> **Data shown**:
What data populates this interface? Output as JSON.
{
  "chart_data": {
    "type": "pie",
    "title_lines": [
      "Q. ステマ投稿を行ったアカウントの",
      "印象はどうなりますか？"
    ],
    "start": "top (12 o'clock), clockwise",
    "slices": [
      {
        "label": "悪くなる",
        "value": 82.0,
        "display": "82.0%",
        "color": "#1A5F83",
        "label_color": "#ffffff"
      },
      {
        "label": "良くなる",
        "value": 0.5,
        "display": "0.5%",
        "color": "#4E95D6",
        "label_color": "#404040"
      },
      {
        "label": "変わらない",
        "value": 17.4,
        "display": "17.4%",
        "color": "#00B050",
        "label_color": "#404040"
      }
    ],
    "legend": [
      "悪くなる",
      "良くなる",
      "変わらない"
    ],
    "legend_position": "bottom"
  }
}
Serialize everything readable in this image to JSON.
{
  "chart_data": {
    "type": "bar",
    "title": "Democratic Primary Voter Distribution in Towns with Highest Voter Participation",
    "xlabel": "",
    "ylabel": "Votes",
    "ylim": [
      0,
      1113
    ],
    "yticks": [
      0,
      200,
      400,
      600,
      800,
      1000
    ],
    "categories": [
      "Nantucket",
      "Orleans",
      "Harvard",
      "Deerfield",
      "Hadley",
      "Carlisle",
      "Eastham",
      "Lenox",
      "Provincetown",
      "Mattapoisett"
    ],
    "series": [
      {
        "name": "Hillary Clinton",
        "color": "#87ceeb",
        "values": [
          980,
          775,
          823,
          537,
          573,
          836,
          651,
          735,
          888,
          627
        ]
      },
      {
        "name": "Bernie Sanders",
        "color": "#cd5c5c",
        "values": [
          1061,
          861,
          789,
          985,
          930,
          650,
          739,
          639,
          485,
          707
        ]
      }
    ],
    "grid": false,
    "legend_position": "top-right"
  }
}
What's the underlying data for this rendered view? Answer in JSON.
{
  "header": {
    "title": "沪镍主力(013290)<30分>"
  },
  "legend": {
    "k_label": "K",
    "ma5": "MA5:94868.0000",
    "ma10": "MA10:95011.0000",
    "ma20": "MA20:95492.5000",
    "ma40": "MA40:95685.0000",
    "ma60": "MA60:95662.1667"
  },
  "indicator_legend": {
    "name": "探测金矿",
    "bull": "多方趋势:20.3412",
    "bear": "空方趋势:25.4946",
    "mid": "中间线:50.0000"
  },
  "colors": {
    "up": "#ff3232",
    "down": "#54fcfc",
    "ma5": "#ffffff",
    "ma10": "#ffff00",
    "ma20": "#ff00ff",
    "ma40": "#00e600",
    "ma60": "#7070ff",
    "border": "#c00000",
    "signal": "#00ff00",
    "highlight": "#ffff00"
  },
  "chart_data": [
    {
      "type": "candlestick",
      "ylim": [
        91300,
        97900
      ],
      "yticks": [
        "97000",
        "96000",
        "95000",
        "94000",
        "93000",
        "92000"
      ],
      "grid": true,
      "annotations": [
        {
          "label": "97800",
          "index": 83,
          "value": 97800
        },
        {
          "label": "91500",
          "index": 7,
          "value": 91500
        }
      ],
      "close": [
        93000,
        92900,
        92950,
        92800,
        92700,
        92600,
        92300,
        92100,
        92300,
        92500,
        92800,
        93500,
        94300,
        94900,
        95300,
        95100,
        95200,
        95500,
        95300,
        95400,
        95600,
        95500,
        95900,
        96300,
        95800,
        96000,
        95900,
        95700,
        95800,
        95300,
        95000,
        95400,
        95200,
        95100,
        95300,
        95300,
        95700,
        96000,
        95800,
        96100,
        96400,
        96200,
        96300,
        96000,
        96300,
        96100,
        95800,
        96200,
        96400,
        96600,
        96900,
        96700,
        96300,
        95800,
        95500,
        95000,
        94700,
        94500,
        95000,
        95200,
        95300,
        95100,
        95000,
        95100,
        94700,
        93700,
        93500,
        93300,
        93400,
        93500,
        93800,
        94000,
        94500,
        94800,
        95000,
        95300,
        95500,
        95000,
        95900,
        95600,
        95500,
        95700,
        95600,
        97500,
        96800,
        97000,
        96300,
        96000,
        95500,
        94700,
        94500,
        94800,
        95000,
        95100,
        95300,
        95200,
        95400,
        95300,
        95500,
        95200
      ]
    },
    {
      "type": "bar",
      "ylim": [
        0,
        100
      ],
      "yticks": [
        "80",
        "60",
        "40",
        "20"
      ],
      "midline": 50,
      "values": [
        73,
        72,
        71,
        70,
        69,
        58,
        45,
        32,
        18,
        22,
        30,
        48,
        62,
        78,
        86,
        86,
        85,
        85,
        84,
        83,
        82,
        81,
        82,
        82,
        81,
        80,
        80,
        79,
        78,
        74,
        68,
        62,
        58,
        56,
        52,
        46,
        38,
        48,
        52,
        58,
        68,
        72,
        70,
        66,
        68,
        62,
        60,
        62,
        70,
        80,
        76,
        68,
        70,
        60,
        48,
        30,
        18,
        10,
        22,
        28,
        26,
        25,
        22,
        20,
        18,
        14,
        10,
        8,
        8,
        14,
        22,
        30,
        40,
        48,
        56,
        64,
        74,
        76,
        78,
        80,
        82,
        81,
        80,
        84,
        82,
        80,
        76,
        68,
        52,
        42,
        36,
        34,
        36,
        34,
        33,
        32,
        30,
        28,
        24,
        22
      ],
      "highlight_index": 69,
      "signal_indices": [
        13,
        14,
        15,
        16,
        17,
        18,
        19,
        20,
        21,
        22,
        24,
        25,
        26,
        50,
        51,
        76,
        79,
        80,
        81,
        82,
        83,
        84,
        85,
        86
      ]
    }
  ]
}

> **What to work on**:
Produce an exact copy of all the records.

> **Answer to this problem**:
What data populates this interface? Output as JSON.
{
  "chart_data": {
    "type": "pie",
    "title_lines": [
      "Q. ステマ投稿を行ったアカウントの",
      "印象はどうなりますか？"
    ],
    "start": "top (12 o'clock), clockwise",
    "slices": [
      {
        "label": "悪くなる",
        "value": 82.0,
        "display": "82.0%",
        "color": "#1A5F83",
        "label_color": "#ffffff"
      },
      {
        "label": "良くなる",
        "value": 0.5,
        "display": "0.5%",
        "color": "#4E95D6",
        "label_color": "#404040"
      },
      {
        "label": "変わらない",
        "value": 17.4,
        "display": "17.4%",
        "color": "#00B050",
        "label_color": "#404040"
      }
    ],
    "legend": [
      "悪くなる",
      "良くなる",
      "変わらない"
    ],
    "legend_position": "bottom"
  }
}
Serialize everything readable in this image to JSON.
{
  "chart_data": {
    "type": "bar",
    "title": "Democratic Primary Voter Distribution in Towns with Highest Voter Participation",
    "xlabel": "",
    "ylabel": "Votes",
    "ylim": [
      0,
      1113
    ],
    "yticks": [
      0,
      200,
      400,
      600,
      800,
      1000
    ],
    "categories": [
      "Nantucket",
      "Orleans",
      "Harvard",
      "Deerfield",
      "Hadley",
      "Carlisle",
      "Eastham",
      "Lenox",
      "Provincetown",
      "Mattapoisett"
    ],
    "series": [
      {
        "name": "Hillary Clinton",
        "color": "#87ceeb",
        "values": [
          980,
          775,
          823,
          537,
          573,
          836,
          651,
          735,
          888,
          627
        ]
      },
      {
        "name": "Bernie Sanders",
        "color": "#cd5c5c",
        "values": [
          1061,
          861,
          789,
          985,
          930,
          650,
          739,
          639,
          485,
          707
        ]
      }
    ],
    "grid": false,
    "legend_position": "top-right"
  }
}
What's the underlying data for this rendered view? Answer in JSON.
{
  "header": {
    "title": "沪镍主力(013290)<30分>"
  },
  "legend": {
    "k_label": "K",
    "ma5": "MA5:94868.0000",
    "ma10": "MA10:95011.0000",
    "ma20": "MA20:95492.5000",
    "ma40": "MA40:95685.0000",
    "ma60": "MA60:95662.1667"
  },
  "indicator_legend": {
    "name": "探测金矿",
    "bull": "多方趋势:20.3412",
    "bear": "空方趋势:25.4946",
    "mid": "中间线:50.0000"
  },
  "colors": {
    "up": "#ff3232",
    "down": "#54fcfc",
    "ma5": "#ffffff",
    "ma10": "#ffff00",
    "ma20": "#ff00ff",
    "ma40": "#00e600",
    "ma60": "#7070ff",
    "border": "#c00000",
    "signal": "#00ff00",
    "highlight": "#ffff00"
  },
  "chart_data": [
    {
      "type": "candlestick",
      "ylim": [
        91300,
        97900
      ],
      "yticks": [
        "97000",
        "96000",
        "95000",
        "94000",
        "93000",
        "92000"
      ],
      "grid": true,
      "annotations": [
        {
          "label": "97800",
          "index": 83,
          "value": 97800
        },
        {
          "label": "91500",
          "index": 7,
          "value": 91500
        }
      ],
      "close": [
        93000,
        92900,
        92950,
        92800,
        92700,
        92600,
        92300,
        92100,
        92300,
        92500,
        92800,
        93500,
        94300,
        94900,
        95300,
        95100,
        95200,
        95500,
        95300,
        95400,
        95600,
        95500,
        95900,
        96300,
        95800,
        96000,
        95900,
        95700,
        95800,
        95300,
        95000,
        95400,
        95200,
        95100,
        95300,
        95300,
        95700,
        96000,
        95800,
        96100,
        96400,
        96200,
        96300,
        96000,
        96300,
        96100,
        95800,
        96200,
        96400,
        96600,
        96900,
        96700,
        96300,
        95800,
        95500,
        95000,
        94700,
        94500,
        95000,
        95200,
        95300,
        95100,
        95000,
        95100,
        94700,
        93700,
        93500,
        93300,
        93400,
        93500,
        93800,
        94000,
        94500,
        94800,
        95000,
        95300,
        95500,
        95000,
        95900,
        95600,
        95500,
        95700,
        95600,
        97500,
        96800,
        97000,
        96300,
        96000,
        95500,
        94700,
        94500,
        94800,
        95000,
        95100,
        95300,
        95200,
        95400,
        95300,
        95500,
        95200
      ]
    },
    {
      "type": "bar",
      "ylim": [
        0,
        100
      ],
      "yticks": [
        "80",
        "60",
        "40",
        "20"
      ],
      "midline": 50,
      "values": [
        73,
        72,
        71,
        70,
        69,
        58,
        45,
        32,
        18,
        22,
        30,
        48,
        62,
        78,
        86,
        86,
        85,
        85,
        84,
        83,
        82,
        81,
        82,
        82,
        81,
        80,
        80,
        79,
        78,
        74,
        68,
        62,
        58,
        56,
        52,
        46,
        38,
        48,
        52,
        58,
        68,
        72,
        70,
        66,
        68,
        62,
        60,
        62,
        70,
        80,
        76,
        68,
        70,
        60,
        48,
        30,
        18,
        10,
        22,
        28,
        26,
        25,
        22,
        20,
        18,
        14,
        10,
        8,
        8,
        14,
        22,
        30,
        40,
        48,
        56,
        64,
        74,
        76,
        78,
        80,
        82,
        81,
        80,
        84,
        82,
        80,
        76,
        68,
        52,
        42,
        36,
        34,
        36,
        34,
        33,
        32,
        30,
        28,
        24,
        22
      ],
      "highlight_index": 69,
      "signal_indices": [
        13,
        14,
        15,
        16,
        17,
        18,
        19,
        20,
        21,
        22,
        24,
        25,
        26,
        50,
        51,
        76,
        79,
        80,
        81,
        82,
        83,
        84,
        85,
        86
      ]
    }
  ]
}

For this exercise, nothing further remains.